(Dataset entries)
# # # # # # #

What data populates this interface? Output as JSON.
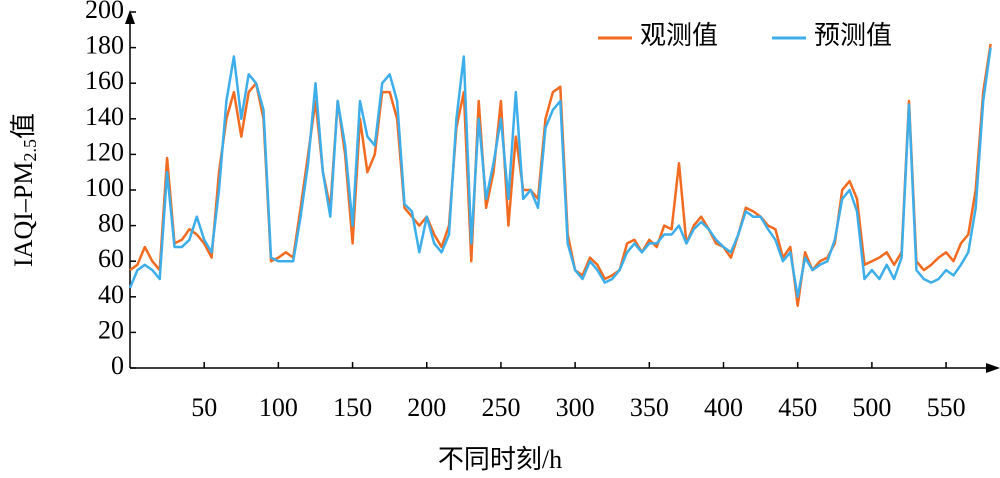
{
  "chart_data": {
    "type": "line",
    "x_label": "不同时刻/h",
    "y_label": {
      "prefix": "IAQI–PM",
      "subscript": "2.5",
      "suffix": "值"
    },
    "x": [
      0,
      5,
      10,
      15,
      20,
      25,
      30,
      35,
      40,
      45,
      50,
      55,
      60,
      65,
      70,
      75,
      80,
      85,
      90,
      95,
      100,
      105,
      110,
      115,
      120,
      125,
      130,
      135,
      140,
      145,
      150,
      155,
      160,
      165,
      170,
      175,
      180,
      185,
      190,
      195,
      200,
      205,
      210,
      215,
      220,
      225,
      230,
      235,
      240,
      245,
      250,
      255,
      260,
      265,
      270,
      275,
      280,
      285,
      290,
      295,
      300,
      305,
      310,
      315,
      320,
      325,
      330,
      335,
      340,
      345,
      350,
      355,
      360,
      365,
      370,
      375,
      380,
      385,
      390,
      395,
      400,
      405,
      410,
      415,
      420,
      425,
      430,
      435,
      440,
      445,
      450,
      455,
      460,
      465,
      470,
      475,
      480,
      485,
      490,
      495,
      500,
      505,
      510,
      515,
      520,
      525,
      530,
      535,
      540,
      545,
      550,
      555,
      560,
      565,
      570,
      575,
      580
    ],
    "series": [
      {
        "name": "观测值",
        "color": "#f26b21",
        "values": [
          55,
          58,
          68,
          60,
          55,
          118,
          70,
          72,
          78,
          75,
          70,
          62,
          110,
          140,
          155,
          130,
          155,
          160,
          140,
          60,
          62,
          65,
          62,
          90,
          120,
          150,
          110,
          90,
          150,
          120,
          70,
          140,
          110,
          120,
          155,
          155,
          140,
          90,
          85,
          80,
          85,
          75,
          68,
          80,
          135,
          155,
          60,
          150,
          90,
          110,
          150,
          80,
          130,
          100,
          100,
          95,
          140,
          155,
          158,
          75,
          55,
          52,
          62,
          58,
          50,
          52,
          55,
          70,
          72,
          65,
          72,
          68,
          80,
          78,
          115,
          70,
          80,
          85,
          78,
          70,
          68,
          62,
          75,
          90,
          88,
          85,
          80,
          78,
          62,
          68,
          35,
          65,
          55,
          60,
          62,
          70,
          100,
          105,
          95,
          58,
          60,
          62,
          65,
          58,
          65,
          150,
          60,
          55,
          58,
          62,
          65,
          60,
          70,
          75,
          100,
          155,
          182
        ]
      },
      {
        "name": "预测值",
        "color": "#3daee9",
        "values": [
          45,
          55,
          58,
          55,
          50,
          110,
          68,
          68,
          72,
          85,
          72,
          65,
          100,
          150,
          175,
          140,
          165,
          160,
          145,
          62,
          60,
          60,
          60,
          85,
          115,
          160,
          110,
          85,
          150,
          125,
          80,
          150,
          130,
          125,
          160,
          165,
          150,
          92,
          88,
          65,
          85,
          70,
          65,
          75,
          140,
          175,
          70,
          140,
          95,
          115,
          140,
          95,
          155,
          95,
          100,
          90,
          135,
          145,
          150,
          70,
          55,
          50,
          60,
          55,
          48,
          50,
          55,
          65,
          70,
          65,
          70,
          70,
          75,
          75,
          80,
          70,
          78,
          82,
          78,
          72,
          68,
          65,
          75,
          88,
          85,
          85,
          78,
          72,
          60,
          65,
          40,
          62,
          55,
          58,
          60,
          72,
          95,
          100,
          88,
          50,
          55,
          50,
          58,
          50,
          62,
          148,
          55,
          50,
          48,
          50,
          55,
          52,
          58,
          65,
          90,
          150,
          180
        ]
      }
    ],
    "xlim": [
      0,
      585
    ],
    "ylim": [
      0,
      200
    ],
    "xticks": [
      50,
      100,
      150,
      200,
      250,
      300,
      350,
      400,
      450,
      500,
      550
    ],
    "yticks": [
      0,
      20,
      40,
      60,
      80,
      100,
      120,
      140,
      160,
      180,
      200
    ],
    "legend": "upper right"
  }
}
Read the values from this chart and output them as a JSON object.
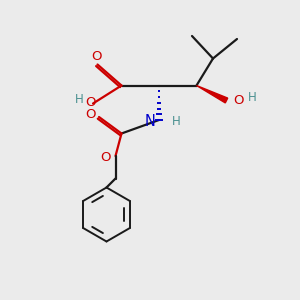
{
  "bg_color": "#ebebeb",
  "bond_color": "#1a1a1a",
  "oxygen_color": "#cc0000",
  "nitrogen_color": "#0000cc",
  "teal_color": "#4a9090",
  "fig_size": [
    3.0,
    3.0
  ],
  "dpi": 100,
  "xlim": [
    0,
    10
  ],
  "ylim": [
    0,
    10
  ]
}
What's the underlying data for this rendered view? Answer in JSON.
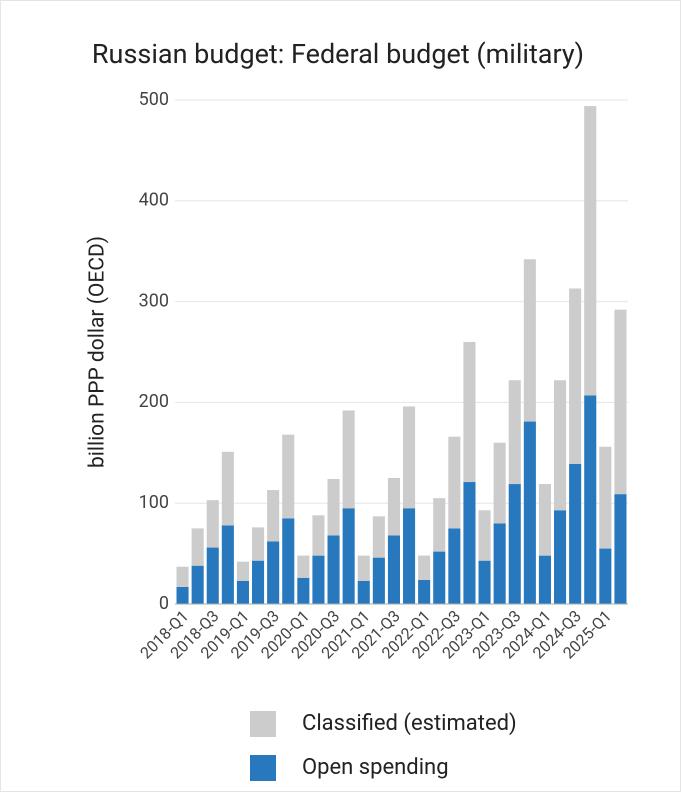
{
  "chart_data": {
    "type": "bar",
    "stacked": true,
    "title": "Russian budget: Federal budget (military)",
    "y_label": "billion PPP dollar (OECD)",
    "categories": [
      "2018-Q1",
      null,
      "2018-Q3",
      null,
      "2019-Q1",
      null,
      "2019-Q3",
      null,
      "2020-Q1",
      null,
      "2020-Q3",
      null,
      "2021-Q1",
      null,
      "2021-Q3",
      null,
      "2022-Q1",
      null,
      "2022-Q3",
      null,
      "2023-Q1",
      null,
      "2023-Q3",
      null,
      "2024-Q1",
      null,
      "2024-Q3",
      null,
      "2025-Q1",
      null
    ],
    "series": [
      {
        "name": "Open spending",
        "color": "#2878bd",
        "values": [
          17,
          38,
          56,
          78,
          23,
          43,
          62,
          85,
          26,
          48,
          68,
          95,
          23,
          46,
          68,
          95,
          24,
          52,
          75,
          121,
          43,
          80,
          119,
          181,
          48,
          93,
          139,
          207,
          55,
          109
        ]
      },
      {
        "name": "Classified (estimated)",
        "color": "#cccccc",
        "values": [
          20,
          37,
          47,
          73,
          19,
          33,
          51,
          83,
          22,
          40,
          56,
          97,
          25,
          41,
          57,
          101,
          24,
          53,
          91,
          139,
          50,
          80,
          103,
          161,
          71,
          129,
          174,
          287,
          101,
          183
        ]
      }
    ],
    "ylim": [
      0,
      500
    ],
    "yticks": [
      0,
      100,
      200,
      300,
      400,
      500
    ],
    "grid": true
  }
}
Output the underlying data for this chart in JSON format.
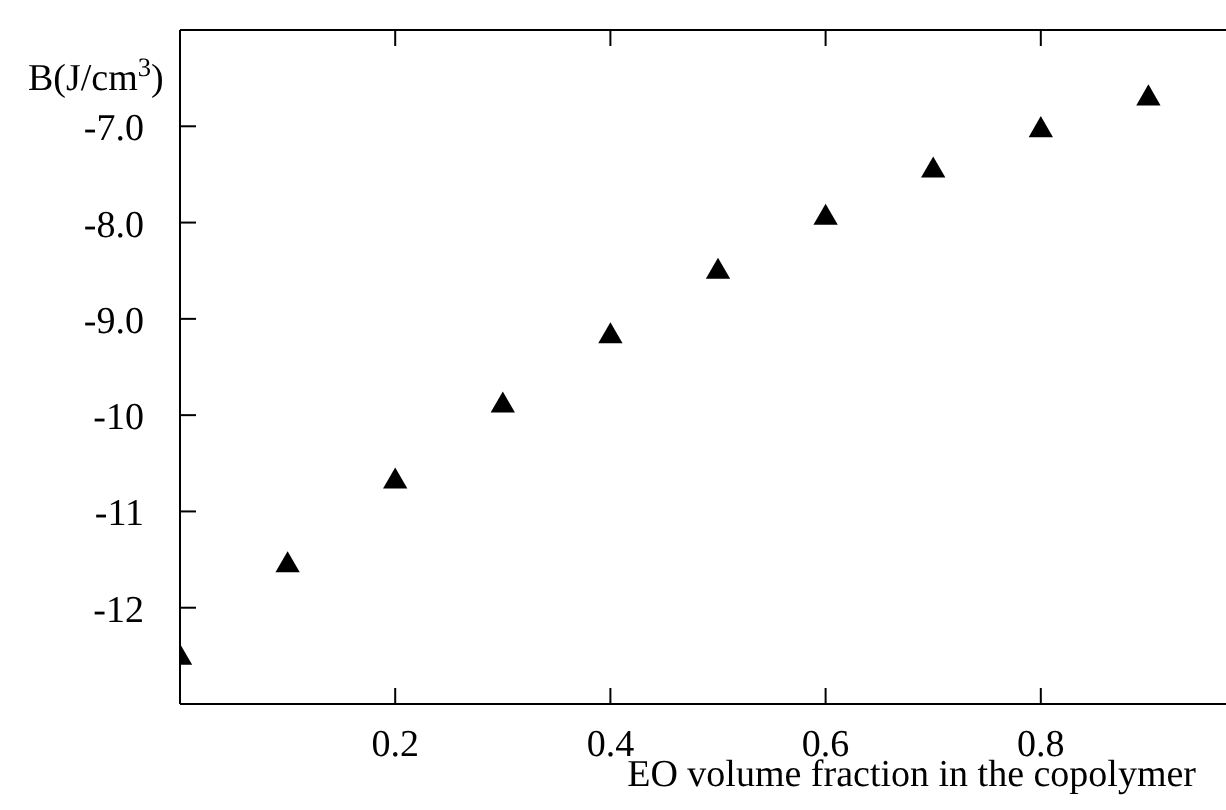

# # # # # # #

- [WHAT THE TASK REQUIRES] Pick out the lines that include the word "JSON" and write them out.

- [EXPECTED ANSWER]
What data populates this interface? Output as JSON.
Read the values from this chart and output them as a JSON object.
What's the underlying data for this rendered view? Answer in JSON.
Output the underlying data for this chart in JSON format.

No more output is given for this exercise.